PROMPT:
Locate each line of the material that contains "with", then return it.

Records:
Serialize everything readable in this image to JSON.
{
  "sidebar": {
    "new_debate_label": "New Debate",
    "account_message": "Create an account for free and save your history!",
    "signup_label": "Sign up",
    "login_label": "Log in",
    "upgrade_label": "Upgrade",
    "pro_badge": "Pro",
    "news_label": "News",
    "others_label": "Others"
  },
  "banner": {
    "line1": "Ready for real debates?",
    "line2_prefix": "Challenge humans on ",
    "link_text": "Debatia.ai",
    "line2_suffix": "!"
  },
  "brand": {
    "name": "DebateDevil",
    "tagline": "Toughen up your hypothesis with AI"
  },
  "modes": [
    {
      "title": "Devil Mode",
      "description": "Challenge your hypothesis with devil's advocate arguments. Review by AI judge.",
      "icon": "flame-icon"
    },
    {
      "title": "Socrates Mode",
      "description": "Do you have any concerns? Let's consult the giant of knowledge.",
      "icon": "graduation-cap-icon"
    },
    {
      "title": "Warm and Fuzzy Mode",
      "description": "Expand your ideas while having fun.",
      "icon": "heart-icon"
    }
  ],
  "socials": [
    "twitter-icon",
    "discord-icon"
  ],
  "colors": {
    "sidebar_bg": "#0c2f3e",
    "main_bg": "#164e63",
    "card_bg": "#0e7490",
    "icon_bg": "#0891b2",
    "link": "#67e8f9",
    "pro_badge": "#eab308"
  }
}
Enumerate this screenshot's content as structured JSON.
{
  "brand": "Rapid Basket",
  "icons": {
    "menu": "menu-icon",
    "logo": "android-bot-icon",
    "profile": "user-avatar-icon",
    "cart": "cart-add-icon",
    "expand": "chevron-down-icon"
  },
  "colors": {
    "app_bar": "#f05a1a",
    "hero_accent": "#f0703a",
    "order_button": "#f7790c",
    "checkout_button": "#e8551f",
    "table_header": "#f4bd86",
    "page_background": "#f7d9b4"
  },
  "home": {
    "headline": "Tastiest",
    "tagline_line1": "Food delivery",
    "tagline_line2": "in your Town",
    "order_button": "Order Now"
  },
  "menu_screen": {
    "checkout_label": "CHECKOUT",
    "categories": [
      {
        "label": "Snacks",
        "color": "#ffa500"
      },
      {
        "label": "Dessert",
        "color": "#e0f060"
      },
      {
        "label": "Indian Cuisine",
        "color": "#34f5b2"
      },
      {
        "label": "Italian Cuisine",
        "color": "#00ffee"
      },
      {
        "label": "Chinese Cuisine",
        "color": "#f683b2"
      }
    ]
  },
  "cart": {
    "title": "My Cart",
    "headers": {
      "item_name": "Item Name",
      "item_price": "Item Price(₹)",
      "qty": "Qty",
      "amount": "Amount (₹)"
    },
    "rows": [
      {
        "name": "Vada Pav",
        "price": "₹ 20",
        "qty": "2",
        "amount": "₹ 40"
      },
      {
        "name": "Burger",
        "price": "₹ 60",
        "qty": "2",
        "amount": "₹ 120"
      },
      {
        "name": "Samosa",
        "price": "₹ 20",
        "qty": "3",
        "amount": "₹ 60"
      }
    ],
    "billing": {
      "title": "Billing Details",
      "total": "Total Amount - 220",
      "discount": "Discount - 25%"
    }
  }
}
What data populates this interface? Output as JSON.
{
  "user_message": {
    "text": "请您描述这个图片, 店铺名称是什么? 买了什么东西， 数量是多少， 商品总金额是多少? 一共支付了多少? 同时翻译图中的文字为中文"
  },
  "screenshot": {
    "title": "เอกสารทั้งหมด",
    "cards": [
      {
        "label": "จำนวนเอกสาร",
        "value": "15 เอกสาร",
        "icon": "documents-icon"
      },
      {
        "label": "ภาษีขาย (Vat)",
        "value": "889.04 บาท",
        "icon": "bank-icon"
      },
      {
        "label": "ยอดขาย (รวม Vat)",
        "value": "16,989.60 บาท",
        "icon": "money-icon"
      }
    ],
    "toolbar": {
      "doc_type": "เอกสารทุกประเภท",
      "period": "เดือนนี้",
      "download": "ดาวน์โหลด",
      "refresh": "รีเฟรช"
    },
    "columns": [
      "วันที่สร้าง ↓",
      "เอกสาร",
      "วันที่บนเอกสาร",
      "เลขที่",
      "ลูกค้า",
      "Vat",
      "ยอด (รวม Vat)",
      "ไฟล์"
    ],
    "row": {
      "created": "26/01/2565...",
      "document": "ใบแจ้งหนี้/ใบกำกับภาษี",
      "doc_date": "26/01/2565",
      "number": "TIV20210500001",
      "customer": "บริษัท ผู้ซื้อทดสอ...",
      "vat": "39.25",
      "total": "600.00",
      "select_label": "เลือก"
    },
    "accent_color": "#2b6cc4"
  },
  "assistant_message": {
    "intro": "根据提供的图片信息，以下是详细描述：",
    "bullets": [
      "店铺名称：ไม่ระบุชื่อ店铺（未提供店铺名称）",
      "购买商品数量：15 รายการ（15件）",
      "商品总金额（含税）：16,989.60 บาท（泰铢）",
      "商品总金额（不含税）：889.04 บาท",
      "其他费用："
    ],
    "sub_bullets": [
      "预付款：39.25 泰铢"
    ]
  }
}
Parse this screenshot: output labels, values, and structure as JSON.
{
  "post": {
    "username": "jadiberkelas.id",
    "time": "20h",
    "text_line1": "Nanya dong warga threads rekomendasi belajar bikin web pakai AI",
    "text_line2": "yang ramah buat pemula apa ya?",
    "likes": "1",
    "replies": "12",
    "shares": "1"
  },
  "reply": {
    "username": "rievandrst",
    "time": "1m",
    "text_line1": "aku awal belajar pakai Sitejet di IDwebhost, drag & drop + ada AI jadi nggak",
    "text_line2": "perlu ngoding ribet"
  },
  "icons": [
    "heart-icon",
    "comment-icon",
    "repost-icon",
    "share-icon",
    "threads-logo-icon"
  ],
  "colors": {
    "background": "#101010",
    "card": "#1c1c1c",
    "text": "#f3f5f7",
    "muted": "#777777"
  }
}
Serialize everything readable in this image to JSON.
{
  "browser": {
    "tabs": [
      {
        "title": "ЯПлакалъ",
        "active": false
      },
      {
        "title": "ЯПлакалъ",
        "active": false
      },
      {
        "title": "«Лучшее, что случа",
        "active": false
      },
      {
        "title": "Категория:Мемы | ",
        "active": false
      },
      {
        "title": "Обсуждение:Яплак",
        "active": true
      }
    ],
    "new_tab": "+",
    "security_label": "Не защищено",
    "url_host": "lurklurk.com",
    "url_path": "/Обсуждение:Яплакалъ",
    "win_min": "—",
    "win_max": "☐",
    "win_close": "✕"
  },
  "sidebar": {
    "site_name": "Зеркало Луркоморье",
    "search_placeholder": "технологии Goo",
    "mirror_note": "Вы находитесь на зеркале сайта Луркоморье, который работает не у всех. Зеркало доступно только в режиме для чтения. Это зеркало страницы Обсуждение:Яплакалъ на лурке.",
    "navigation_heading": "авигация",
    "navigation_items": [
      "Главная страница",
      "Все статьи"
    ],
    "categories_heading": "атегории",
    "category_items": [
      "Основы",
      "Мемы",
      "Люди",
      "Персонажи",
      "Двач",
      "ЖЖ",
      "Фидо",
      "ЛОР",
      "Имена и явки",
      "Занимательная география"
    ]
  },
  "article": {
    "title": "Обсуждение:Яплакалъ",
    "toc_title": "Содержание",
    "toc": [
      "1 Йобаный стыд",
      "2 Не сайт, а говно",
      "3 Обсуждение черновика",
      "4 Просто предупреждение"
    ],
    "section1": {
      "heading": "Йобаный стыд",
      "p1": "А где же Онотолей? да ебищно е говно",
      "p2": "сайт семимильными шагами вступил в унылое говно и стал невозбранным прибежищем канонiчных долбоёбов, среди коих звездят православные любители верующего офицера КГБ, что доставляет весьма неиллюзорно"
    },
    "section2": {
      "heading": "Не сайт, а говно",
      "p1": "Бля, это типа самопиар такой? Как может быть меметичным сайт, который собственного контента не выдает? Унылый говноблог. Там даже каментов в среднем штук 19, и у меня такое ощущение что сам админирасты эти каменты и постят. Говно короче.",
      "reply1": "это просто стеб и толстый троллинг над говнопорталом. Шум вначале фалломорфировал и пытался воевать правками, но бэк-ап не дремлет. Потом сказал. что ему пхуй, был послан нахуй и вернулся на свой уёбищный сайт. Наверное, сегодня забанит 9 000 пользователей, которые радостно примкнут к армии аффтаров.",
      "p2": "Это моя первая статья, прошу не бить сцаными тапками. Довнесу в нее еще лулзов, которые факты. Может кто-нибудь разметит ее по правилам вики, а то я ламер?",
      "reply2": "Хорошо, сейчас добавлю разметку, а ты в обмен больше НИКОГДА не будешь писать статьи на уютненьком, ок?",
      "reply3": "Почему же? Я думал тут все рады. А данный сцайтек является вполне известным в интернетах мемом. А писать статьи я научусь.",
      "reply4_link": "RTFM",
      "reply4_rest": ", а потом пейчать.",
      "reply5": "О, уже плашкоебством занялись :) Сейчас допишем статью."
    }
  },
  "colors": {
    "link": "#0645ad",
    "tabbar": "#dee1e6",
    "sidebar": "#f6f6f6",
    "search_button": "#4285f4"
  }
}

THE RESPONSE:
    "tagline": "Toughen up your hypothesis with AI"
      "description": "Challenge your hypothesis with devil's advocate arguments. Review by AI judge.",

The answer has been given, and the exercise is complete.